**Task:** Retype all material exactly. Pictures stay out of the copy.

<<<<

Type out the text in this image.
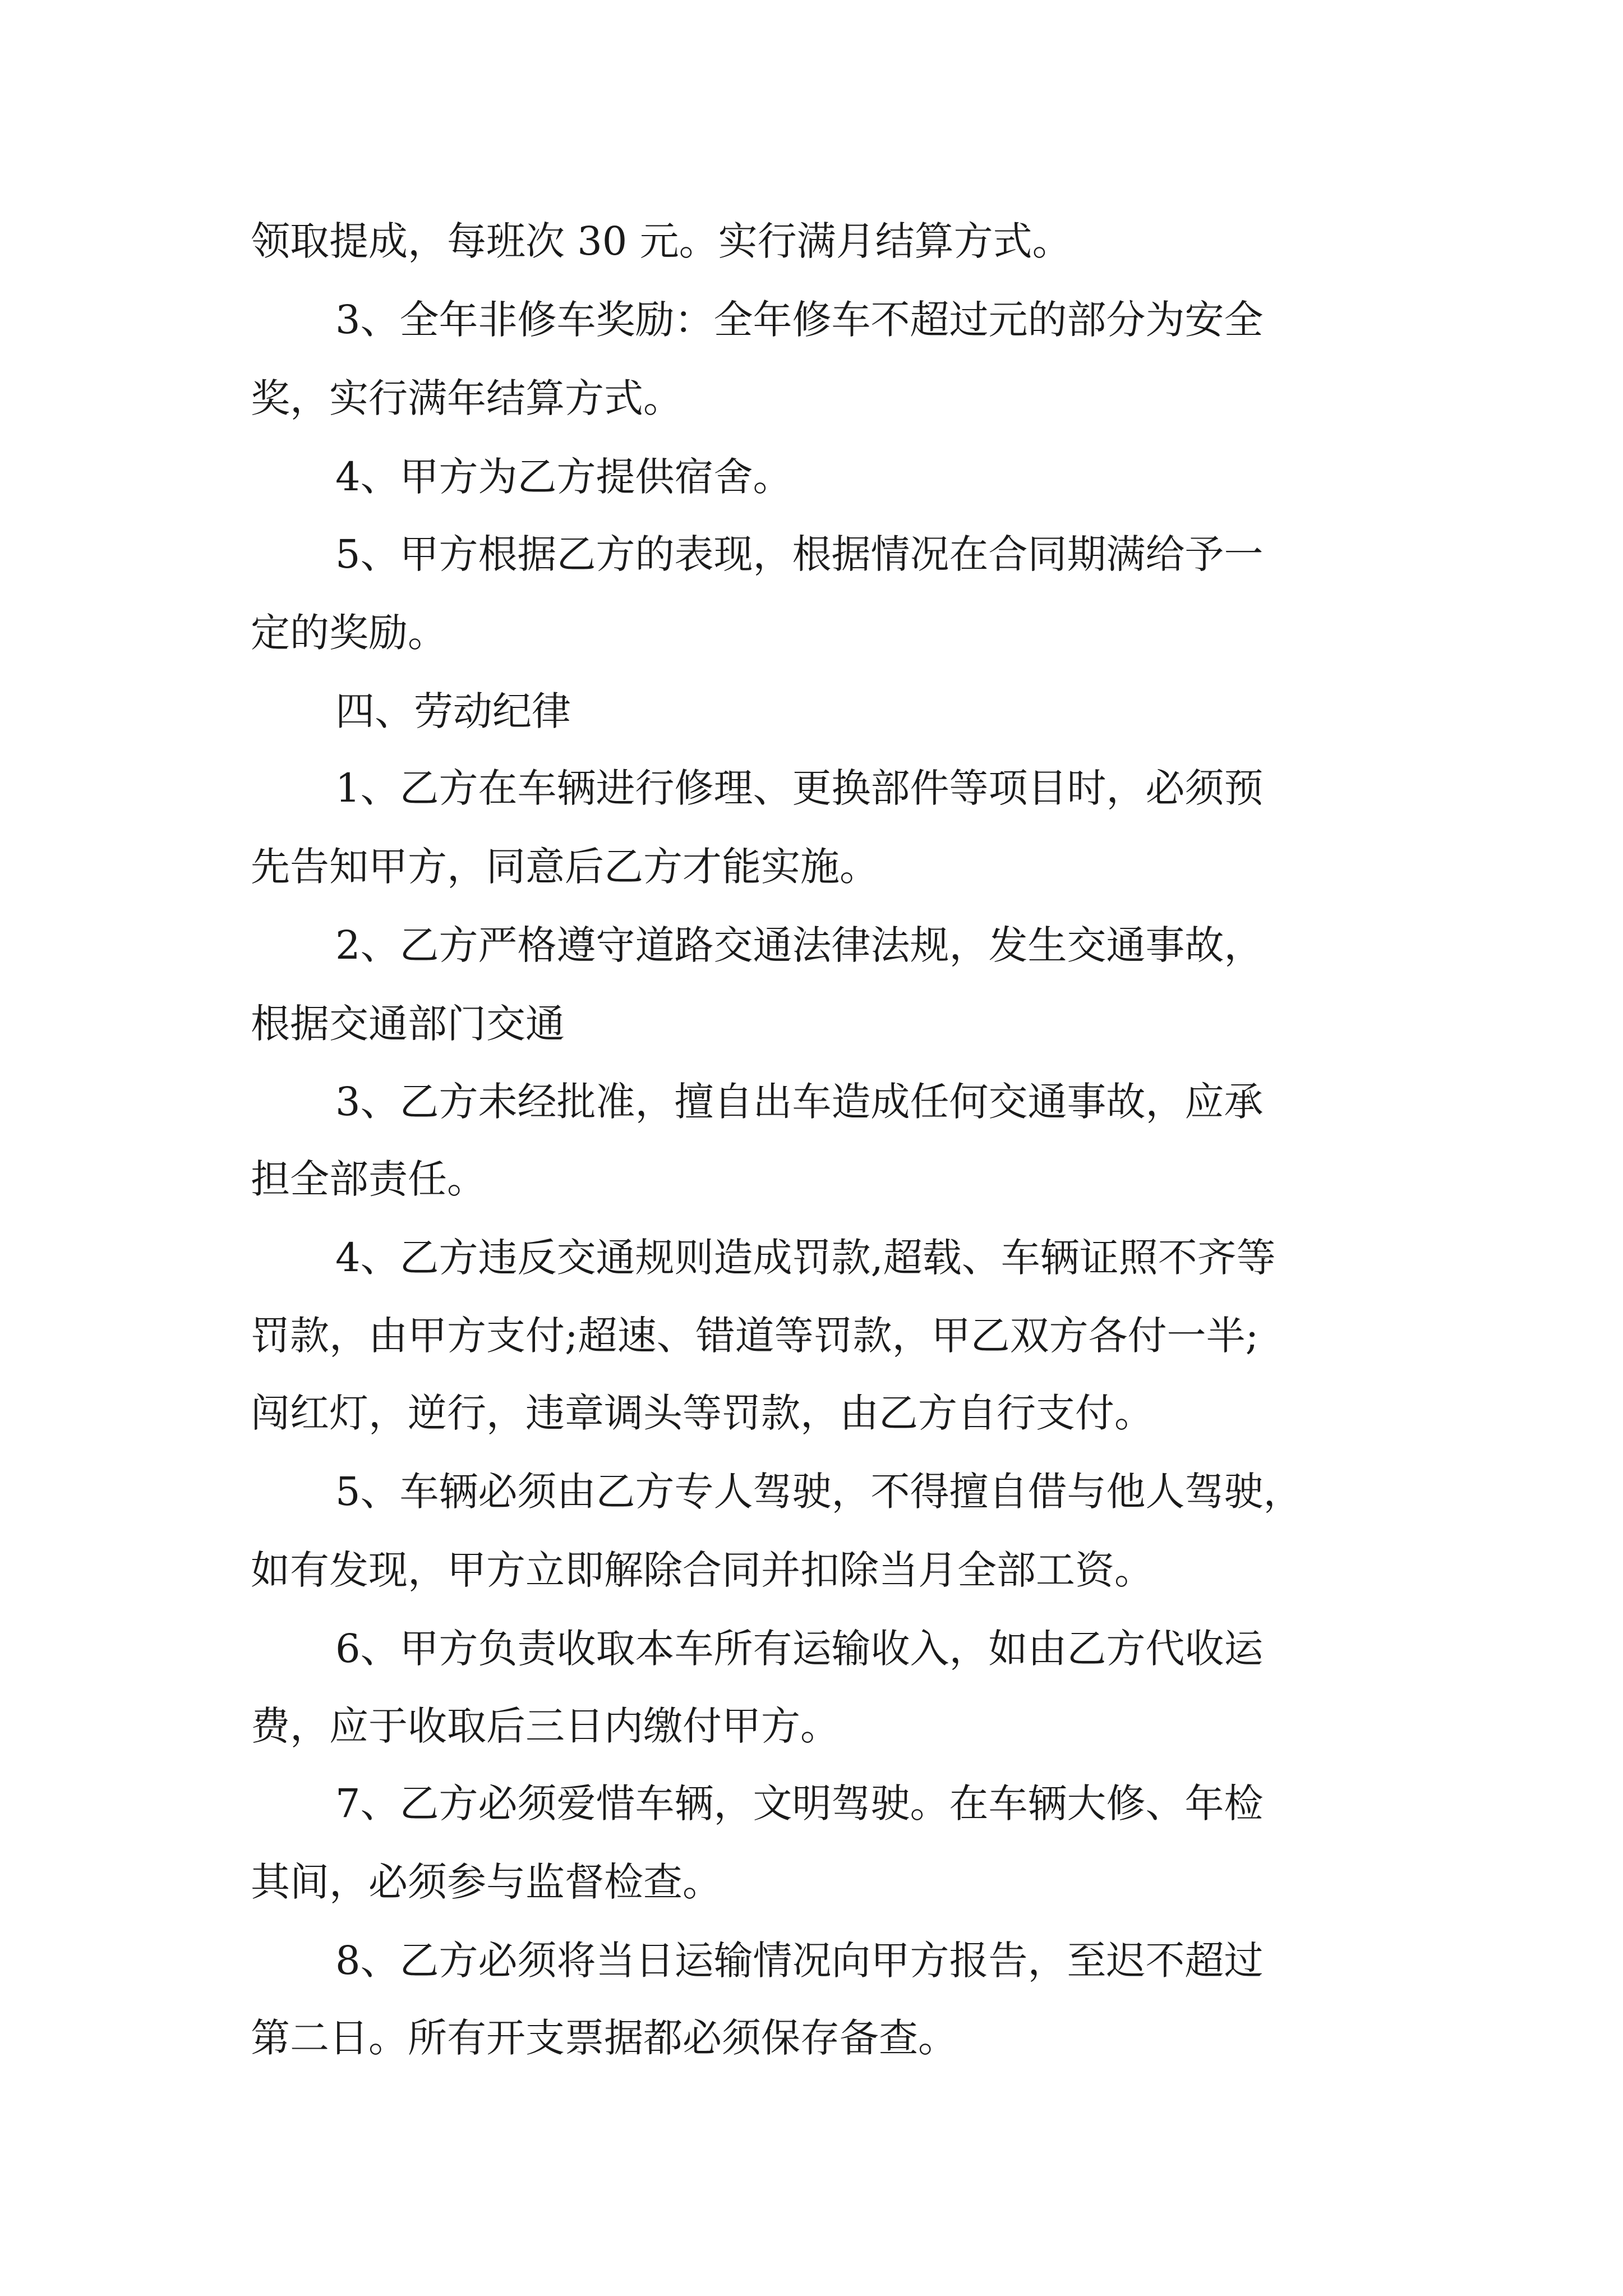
领取提成，每班次 30 元。实行满月结算方式。

3、全年非修车奖励：全年修车不超过元的部分为安全

奖，实行满年结算方式。

4、甲方为乙方提供宿舍。

5、甲方根据乙方的表现，根据情况在合同期满给予一

定的奖励。

四、劳动纪律

1、乙方在车辆进行修理、更换部件等项目时，必须预

先告知甲方，同意后乙方才能实施。

2、乙方严格遵守道路交通法律法规，发生交通事故，

根据交通部门交通

3、乙方未经批准，擅自出车造成任何交通事故，应承

担全部责任。

4、乙方违反交通规则造成罚款,超载、车辆证照不齐等

罚款，由甲方支付;超速、错道等罚款，甲乙双方各付一半;

闯红灯，逆行，违章调头等罚款，由乙方自行支付。

5、车辆必须由乙方专人驾驶，不得擅自借与他人驾驶，

如有发现，甲方立即解除合同并扣除当月全部工资。

6、甲方负责收取本车所有运输收入，如由乙方代收运

费，应于收取后三日内缴付甲方。

7、乙方必须爱惜车辆，文明驾驶。在车辆大修、年检

其间，必须参与监督检查。

8、乙方必须将当日运输情况向甲方报告，至迟不超过

第二日。所有开支票据都必须保存备查。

>>>>

**Solution for this problem:**
Type out the text in this image.
领取提成，每班次 30 元。实行满月结算方式。

3、全年非修车奖励：全年修车不超过元的部分为安全

奖，实行满年结算方式。

4、甲方为乙方提供宿舍。

5、甲方根据乙方的表现，根据情况在合同期满给予一

定的奖励。

四、劳动纪律

1、乙方在车辆进行修理、更换部件等项目时，必须预

先告知甲方，同意后乙方才能实施。

2、乙方严格遵守道路交通法律法规，发生交通事故，

根据交通部门交通

3、乙方未经批准，擅自出车造成任何交通事故，应承

担全部责任。

4、乙方违反交通规则造成罚款,超载、车辆证照不齐等

罚款，由甲方支付;超速、错道等罚款，甲乙双方各付一半;

闯红灯，逆行，违章调头等罚款，由乙方自行支付。

5、车辆必须由乙方专人驾驶，不得擅自借与他人驾驶，

如有发现，甲方立即解除合同并扣除当月全部工资。

6、甲方负责收取本车所有运输收入，如由乙方代收运

费，应于收取后三日内缴付甲方。

7、乙方必须爱惜车辆，文明驾驶。在车辆大修、年检

其间，必须参与监督检查。

8、乙方必须将当日运输情况向甲方报告，至迟不超过

第二日。所有开支票据都必须保存备查。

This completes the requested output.